- **PROBLEM TO WORK ON**: Return all lines below containing the word "Study".

★ ★ ★ ★ ★

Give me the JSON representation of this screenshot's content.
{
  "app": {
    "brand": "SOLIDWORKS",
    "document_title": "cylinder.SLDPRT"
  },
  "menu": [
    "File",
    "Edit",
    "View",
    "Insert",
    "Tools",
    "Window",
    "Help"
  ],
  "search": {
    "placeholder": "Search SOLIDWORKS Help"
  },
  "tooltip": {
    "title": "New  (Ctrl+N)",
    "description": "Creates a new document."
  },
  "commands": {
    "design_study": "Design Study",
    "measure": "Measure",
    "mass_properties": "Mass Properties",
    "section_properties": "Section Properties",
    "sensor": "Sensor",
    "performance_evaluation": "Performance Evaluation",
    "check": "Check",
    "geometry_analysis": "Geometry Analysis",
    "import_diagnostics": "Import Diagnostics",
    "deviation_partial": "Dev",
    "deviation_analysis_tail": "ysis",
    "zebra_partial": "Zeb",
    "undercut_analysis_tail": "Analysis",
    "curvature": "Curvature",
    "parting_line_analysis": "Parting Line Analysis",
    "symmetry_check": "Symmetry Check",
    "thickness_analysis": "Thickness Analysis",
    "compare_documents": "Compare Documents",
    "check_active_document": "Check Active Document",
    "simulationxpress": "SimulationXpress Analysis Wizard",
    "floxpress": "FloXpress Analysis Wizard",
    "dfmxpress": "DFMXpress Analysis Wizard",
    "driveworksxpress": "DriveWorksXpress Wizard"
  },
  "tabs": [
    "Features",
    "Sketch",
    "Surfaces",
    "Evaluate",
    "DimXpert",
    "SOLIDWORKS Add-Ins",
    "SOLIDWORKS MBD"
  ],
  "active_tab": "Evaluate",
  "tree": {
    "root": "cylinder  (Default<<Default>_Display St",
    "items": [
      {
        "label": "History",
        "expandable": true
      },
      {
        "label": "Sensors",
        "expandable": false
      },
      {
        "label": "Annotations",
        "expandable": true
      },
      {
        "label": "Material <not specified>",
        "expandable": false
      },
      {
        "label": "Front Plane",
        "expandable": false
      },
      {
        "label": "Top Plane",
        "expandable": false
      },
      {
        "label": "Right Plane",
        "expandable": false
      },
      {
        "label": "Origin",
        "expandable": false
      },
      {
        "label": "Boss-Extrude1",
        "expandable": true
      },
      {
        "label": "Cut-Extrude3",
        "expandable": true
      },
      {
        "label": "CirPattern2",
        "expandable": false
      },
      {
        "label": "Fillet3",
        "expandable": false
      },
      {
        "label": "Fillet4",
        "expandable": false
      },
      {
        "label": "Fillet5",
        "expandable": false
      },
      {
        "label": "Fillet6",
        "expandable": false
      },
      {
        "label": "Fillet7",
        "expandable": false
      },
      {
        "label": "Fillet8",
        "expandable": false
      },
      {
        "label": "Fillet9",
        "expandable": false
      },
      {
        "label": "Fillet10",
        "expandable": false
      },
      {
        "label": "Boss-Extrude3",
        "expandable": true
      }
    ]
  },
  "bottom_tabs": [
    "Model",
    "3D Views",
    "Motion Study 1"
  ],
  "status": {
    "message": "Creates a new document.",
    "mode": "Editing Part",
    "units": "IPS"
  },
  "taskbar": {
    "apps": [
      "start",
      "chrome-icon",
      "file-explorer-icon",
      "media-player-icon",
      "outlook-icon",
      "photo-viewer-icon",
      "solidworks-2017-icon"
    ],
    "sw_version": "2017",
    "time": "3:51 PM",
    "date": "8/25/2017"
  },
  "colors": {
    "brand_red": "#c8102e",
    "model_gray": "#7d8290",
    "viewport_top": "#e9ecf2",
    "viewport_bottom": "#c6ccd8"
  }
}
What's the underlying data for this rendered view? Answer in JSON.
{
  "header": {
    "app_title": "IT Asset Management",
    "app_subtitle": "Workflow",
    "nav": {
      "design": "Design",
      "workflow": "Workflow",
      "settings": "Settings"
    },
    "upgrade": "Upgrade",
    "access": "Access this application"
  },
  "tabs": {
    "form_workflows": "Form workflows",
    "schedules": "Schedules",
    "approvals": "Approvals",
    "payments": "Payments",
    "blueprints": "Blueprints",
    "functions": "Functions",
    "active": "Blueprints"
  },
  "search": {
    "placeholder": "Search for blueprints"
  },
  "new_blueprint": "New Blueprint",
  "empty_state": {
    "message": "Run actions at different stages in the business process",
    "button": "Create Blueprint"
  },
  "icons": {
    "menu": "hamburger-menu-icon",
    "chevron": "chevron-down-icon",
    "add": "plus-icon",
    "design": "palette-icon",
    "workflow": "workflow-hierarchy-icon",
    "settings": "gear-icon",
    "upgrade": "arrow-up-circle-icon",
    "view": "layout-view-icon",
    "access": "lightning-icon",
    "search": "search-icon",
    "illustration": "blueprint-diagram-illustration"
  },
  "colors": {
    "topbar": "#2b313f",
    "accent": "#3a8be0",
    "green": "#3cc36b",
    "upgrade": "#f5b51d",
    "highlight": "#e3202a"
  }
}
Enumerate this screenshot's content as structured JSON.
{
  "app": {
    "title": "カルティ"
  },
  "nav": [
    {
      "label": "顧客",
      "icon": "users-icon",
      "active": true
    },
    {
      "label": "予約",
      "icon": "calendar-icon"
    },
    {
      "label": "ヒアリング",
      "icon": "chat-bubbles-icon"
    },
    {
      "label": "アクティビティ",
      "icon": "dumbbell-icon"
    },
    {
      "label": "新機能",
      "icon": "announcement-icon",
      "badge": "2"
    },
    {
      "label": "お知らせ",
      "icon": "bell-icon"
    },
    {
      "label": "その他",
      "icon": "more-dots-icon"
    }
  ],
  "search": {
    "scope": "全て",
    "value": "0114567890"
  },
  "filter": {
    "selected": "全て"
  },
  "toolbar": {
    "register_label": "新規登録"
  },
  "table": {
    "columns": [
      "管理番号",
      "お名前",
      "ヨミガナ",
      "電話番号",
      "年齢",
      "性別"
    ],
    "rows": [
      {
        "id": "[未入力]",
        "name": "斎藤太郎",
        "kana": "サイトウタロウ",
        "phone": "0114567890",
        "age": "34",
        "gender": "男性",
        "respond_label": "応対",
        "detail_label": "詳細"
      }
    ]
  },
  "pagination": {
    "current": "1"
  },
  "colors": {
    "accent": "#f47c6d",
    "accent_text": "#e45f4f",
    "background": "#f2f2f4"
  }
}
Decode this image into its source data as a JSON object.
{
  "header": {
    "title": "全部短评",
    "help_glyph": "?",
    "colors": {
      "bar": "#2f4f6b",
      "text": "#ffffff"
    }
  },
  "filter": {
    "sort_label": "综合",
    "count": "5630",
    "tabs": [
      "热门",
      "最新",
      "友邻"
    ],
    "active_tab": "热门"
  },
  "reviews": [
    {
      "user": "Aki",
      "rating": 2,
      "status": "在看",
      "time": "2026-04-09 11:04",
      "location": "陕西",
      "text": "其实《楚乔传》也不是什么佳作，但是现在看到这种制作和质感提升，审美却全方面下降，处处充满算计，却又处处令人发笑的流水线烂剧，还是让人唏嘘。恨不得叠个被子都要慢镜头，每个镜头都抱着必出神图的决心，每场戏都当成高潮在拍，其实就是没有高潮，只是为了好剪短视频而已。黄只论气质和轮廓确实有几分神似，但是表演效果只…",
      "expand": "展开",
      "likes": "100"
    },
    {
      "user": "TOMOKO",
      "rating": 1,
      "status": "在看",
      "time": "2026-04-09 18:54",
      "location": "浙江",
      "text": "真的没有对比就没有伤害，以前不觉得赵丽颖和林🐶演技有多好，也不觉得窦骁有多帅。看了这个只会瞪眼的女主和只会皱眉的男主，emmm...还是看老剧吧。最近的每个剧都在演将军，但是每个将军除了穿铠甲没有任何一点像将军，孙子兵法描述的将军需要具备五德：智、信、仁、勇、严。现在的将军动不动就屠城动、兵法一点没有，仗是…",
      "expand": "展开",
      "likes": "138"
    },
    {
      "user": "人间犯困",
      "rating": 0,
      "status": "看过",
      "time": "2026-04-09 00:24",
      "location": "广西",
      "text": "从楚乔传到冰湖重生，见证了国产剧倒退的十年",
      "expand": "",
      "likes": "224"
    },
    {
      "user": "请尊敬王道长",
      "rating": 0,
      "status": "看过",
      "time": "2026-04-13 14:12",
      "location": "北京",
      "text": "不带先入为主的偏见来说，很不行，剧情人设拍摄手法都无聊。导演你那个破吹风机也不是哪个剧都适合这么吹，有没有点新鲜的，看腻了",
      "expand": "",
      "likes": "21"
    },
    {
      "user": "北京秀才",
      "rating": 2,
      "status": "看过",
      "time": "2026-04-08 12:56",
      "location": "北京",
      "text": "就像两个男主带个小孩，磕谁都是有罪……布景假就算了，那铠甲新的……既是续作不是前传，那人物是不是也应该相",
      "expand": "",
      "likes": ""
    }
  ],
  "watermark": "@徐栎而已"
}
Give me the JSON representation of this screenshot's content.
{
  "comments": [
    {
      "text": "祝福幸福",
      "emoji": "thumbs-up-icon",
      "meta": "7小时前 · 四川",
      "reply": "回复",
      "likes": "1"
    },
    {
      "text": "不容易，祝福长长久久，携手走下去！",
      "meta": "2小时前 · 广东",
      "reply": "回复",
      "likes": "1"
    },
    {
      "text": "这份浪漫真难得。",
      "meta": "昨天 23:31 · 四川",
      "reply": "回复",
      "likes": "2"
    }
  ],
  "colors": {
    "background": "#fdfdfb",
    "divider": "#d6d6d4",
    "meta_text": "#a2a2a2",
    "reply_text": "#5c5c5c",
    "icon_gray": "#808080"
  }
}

★ ★ ★ ★ ★

- **OUTPUT BELOW**:
    "design_study": "Design Study",
    "Motion Study 1"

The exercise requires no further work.